EXERCISE OBJECTIVE: Tally the lines of the listing that contain the word "JSON", then give the total and nothing else.

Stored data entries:
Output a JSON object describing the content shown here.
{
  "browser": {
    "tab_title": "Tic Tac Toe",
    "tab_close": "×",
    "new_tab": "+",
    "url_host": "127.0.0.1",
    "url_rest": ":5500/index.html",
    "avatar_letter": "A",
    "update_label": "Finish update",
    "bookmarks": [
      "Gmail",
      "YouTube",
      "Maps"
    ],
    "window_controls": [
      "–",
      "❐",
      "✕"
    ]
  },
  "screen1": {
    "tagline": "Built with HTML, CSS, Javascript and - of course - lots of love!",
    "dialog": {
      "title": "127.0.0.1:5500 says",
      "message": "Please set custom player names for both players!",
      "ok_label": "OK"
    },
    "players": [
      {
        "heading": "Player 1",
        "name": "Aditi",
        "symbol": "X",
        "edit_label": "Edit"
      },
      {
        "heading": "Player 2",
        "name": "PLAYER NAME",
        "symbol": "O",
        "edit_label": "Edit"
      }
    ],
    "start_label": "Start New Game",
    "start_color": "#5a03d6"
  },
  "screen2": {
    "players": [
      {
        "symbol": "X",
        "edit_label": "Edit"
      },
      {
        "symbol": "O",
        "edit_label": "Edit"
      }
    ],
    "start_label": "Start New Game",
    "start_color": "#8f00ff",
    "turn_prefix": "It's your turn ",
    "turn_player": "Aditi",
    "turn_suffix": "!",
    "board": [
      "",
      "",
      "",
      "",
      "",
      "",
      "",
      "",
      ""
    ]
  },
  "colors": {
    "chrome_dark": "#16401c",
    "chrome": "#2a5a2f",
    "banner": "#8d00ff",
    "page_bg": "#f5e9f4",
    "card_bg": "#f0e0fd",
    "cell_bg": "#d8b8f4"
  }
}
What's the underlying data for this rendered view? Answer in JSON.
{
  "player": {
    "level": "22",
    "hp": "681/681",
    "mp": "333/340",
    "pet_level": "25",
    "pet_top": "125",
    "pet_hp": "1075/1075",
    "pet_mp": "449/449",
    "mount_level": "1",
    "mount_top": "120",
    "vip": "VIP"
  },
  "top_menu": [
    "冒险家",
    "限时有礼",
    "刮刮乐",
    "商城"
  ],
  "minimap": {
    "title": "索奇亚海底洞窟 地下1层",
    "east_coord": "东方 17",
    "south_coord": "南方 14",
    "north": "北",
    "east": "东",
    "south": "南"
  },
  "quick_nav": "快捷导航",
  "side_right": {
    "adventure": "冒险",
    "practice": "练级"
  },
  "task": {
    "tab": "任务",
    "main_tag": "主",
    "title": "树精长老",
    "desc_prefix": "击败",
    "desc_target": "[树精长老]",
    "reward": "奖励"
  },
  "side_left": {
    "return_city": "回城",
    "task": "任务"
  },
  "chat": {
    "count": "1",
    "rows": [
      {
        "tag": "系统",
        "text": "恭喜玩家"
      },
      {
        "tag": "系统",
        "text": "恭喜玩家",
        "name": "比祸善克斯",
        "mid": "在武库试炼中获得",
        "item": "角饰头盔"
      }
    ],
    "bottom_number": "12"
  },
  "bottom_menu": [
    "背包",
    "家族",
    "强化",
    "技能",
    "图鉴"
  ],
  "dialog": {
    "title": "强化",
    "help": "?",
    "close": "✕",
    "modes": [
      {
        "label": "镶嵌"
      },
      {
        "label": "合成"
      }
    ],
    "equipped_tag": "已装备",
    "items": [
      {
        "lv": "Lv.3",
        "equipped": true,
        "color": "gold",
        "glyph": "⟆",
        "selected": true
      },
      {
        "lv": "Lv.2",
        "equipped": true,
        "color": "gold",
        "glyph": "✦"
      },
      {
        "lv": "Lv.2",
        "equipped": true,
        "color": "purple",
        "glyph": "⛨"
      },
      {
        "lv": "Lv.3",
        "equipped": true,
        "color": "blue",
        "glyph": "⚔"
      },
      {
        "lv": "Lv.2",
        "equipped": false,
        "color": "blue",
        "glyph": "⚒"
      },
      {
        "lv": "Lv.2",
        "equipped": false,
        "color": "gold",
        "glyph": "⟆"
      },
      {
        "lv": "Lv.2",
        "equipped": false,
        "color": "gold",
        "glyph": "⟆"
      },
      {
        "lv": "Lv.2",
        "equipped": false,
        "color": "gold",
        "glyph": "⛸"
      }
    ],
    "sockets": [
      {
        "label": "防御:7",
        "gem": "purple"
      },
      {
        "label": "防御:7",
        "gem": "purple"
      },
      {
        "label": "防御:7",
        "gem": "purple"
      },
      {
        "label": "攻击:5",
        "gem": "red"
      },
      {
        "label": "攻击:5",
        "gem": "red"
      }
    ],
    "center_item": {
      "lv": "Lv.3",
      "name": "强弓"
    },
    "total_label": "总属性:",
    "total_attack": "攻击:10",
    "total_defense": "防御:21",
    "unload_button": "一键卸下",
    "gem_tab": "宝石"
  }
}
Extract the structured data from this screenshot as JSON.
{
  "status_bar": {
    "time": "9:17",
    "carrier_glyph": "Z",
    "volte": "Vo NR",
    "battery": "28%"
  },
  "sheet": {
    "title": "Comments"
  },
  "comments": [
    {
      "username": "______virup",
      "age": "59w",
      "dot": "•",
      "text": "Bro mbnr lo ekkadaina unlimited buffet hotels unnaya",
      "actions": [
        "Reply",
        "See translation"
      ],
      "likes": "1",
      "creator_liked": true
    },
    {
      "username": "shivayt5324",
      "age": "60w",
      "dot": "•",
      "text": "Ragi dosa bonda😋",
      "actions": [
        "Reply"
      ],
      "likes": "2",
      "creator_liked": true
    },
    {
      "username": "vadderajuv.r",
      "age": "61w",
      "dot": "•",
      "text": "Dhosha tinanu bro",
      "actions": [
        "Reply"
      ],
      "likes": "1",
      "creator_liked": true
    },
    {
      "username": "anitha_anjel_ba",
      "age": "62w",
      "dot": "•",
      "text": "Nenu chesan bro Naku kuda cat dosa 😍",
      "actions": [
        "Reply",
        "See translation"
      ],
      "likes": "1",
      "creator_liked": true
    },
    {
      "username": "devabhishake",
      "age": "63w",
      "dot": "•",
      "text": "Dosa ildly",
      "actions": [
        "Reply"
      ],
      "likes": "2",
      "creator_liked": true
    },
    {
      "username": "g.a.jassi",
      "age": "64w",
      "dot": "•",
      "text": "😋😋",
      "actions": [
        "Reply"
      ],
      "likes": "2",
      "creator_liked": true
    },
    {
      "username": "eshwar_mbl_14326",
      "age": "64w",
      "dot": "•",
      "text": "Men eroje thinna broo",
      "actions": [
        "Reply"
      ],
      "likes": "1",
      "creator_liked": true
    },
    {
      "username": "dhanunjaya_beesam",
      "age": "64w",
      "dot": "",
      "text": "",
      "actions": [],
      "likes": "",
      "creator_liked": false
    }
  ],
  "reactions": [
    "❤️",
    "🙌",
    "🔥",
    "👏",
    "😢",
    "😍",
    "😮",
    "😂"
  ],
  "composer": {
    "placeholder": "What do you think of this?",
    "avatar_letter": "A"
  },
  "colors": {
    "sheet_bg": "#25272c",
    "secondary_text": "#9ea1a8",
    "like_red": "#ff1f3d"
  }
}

THE COMPLETED TASK: 3